> _TEXT UNDER STUDY_
════════════════

NFS v4 Configuration (only Solaris 10)#
On the IPA server, Obtain a Kerberos ticket for the admin user.
# kinit admin
On the IPA server, Add an NFS service principal for the client.
# ipa-addservice nfs/ipaclient.example.com # ipa-getkeytab -s ipaserver.example.com -p nfs/ipaclient.example.com -k /tmp/krb5.keytab -e des-cbc-crc
Note:
The Linux NFS implementation still has limited encryption type support. You may need to use the -e des-cbc-crc to the ipa-getkeytab command for any nfs/<FQDN> service keytab you want to set up, both on server and on all clients. This will instruct the KDC to generate only DES keys.
3. Copy the /tmp/krb5.keytab to the Solaris 10 machine, and then
import the contents into the main host keytab using the ktutil
utility.
# ktutil
ktutil: read_kt /tmp/krb5.keytab
ktutil: write_kt /etc/krb5/krb5.keytab
ktutil: q
At this point your IPA client should be fully configured to mount NFS shares using your Kerberos credentials.

════════════════

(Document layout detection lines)
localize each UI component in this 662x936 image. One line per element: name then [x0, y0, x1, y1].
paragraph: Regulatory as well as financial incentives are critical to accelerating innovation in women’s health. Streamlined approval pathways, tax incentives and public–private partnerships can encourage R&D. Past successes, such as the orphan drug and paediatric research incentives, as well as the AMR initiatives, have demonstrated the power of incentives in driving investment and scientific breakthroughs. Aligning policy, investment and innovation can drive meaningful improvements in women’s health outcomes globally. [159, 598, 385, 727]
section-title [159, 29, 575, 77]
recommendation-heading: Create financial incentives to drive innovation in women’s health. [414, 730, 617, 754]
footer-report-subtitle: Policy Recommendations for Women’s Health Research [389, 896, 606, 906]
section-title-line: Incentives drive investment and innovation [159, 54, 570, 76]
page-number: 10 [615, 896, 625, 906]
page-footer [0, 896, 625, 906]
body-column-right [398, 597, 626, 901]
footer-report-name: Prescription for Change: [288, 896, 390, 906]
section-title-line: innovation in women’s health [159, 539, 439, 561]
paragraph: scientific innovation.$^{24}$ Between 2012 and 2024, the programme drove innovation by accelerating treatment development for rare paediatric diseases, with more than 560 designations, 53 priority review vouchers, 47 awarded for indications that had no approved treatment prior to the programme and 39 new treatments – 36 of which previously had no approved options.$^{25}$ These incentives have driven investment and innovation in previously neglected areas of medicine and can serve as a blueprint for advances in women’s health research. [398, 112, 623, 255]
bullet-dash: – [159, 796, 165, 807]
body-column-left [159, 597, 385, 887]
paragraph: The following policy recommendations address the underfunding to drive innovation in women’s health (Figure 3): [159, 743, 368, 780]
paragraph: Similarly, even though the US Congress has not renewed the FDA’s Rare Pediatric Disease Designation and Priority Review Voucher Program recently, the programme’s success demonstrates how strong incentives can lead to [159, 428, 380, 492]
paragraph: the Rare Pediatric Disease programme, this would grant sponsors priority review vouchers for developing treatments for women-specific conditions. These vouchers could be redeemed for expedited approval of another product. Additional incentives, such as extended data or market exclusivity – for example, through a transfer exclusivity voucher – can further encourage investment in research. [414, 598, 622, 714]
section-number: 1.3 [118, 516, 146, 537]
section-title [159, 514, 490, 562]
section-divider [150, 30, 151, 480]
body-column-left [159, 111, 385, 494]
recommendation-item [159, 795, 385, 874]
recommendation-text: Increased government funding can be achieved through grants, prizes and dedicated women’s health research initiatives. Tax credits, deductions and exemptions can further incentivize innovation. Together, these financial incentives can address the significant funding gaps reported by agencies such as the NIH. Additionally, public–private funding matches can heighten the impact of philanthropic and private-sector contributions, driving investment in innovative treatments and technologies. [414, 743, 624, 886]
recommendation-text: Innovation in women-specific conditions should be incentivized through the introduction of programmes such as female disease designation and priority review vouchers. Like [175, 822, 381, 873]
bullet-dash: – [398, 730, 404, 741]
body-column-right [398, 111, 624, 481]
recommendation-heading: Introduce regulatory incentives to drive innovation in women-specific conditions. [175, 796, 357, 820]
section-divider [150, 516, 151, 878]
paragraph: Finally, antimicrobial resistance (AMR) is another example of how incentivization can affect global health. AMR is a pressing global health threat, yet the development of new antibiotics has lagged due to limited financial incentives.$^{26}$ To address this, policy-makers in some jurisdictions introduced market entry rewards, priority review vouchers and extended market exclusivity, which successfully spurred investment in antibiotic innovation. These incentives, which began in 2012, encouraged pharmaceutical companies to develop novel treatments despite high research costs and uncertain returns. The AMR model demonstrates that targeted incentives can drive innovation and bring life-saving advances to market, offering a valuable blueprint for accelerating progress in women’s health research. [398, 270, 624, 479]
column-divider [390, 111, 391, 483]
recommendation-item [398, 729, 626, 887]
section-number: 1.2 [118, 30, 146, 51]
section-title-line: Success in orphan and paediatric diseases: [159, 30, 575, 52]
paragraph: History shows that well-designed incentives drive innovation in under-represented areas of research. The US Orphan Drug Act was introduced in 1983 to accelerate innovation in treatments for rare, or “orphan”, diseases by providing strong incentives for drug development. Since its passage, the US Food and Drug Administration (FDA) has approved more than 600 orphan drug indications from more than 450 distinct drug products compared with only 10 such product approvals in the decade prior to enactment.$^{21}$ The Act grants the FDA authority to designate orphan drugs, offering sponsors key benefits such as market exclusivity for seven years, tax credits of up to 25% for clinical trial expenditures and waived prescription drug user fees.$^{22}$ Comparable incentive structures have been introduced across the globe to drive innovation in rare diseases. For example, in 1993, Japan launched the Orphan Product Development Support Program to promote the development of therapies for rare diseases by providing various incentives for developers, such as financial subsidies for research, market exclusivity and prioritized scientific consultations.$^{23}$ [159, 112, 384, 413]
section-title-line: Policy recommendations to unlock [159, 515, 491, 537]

════════════════

> _TO DO_
1. According to the NFS configuration text, what does the -e des-cbc-crc option instruct the KDC to do?
2. Repeat the part of the NFS configuration text starting with "# ipa-addservice nfs/ipaclient.example.com" and going on through "your Kerberos credentials.".
3. Write the next part of the NFS configuration text, beginning after its last sentence.
These lines have nothing to do with the NFS configuration text.

> _ANSWER LIST_
1. It instructs the KDC to generate only DES keys.

2.
# ipa-addservice nfs/ipaclient.example.com # ipa-getkeytab -s ipaserver.example.com -p nfs/ipaclient.example.com -k /tmp/krb5.keytab -e des-cbc-crc
Note:
The Linux NFS implementation still has limited encryption type support. You may need to use the -e des-cbc-crc to the ipa-getkeytab command for any nfs/<FQDN> service keytab you want to set up, both on server and on all clients. This will instruct the KDC to generate only DES keys.
3. Copy the /tmp/krb5.keytab to the Solaris 10 machine, and then
import the contents into the main host keytab using the ktutil
utility.
# ktutil
ktutil: read_kt /tmp/krb5.keytab
ktutil: write_kt /etc/krb5/krb5.keytab
ktutil: q
At this point your IPA client should be fully configured to mount NFS shares using your Kerberos credentials.

3.
Configuring Solaris 9 as an IPA Client#
Follow Solaris 10 configuration instructions above. Only noticeable change is in /etc/pam.conf file
login auth requisite pam_authtok_get.so.1
login auth sufficient pam_krb5.so.1 use_first_pass
login auth sufficient pam_unix.so.1 use_first_pass
login auth required pam_dhkeys.so.1
login auth required pam_unix_auth.so.1
login auth required pam_dial_auth.so.1
Configuring Solaris 8 as an IPA Client#
Follow Solaris 10 configuration instructions above. Only noticeable change is in /etc/pam.conf file
login auth sufficient /usr/lib/security/pam_krb5.so
login auth required /usr/lib/security/pam_unix.so use_first_pass
login auth required /usr/lib/security/$ISA/pam_dial_auth.so.1
Testing the configuration#
When the Solaris machine is configured per the above instructions, the following tests should work.
kinit#
Get a Kerberos ticket for an IPA user
kinit ipauser ( provide password when prompted for )
klist ( to verify )
getent#
Perform the following commands to make sure that getent in Solaris
works with IPA.
getent passwd admin
getent group ipausers
console login#
At the console of the solaris machine, provide an IPA user name
and their Kerberos password to login.
ssh#
Goto the Solaris machine, get a Kerberos ticket and ssh to the IPA server.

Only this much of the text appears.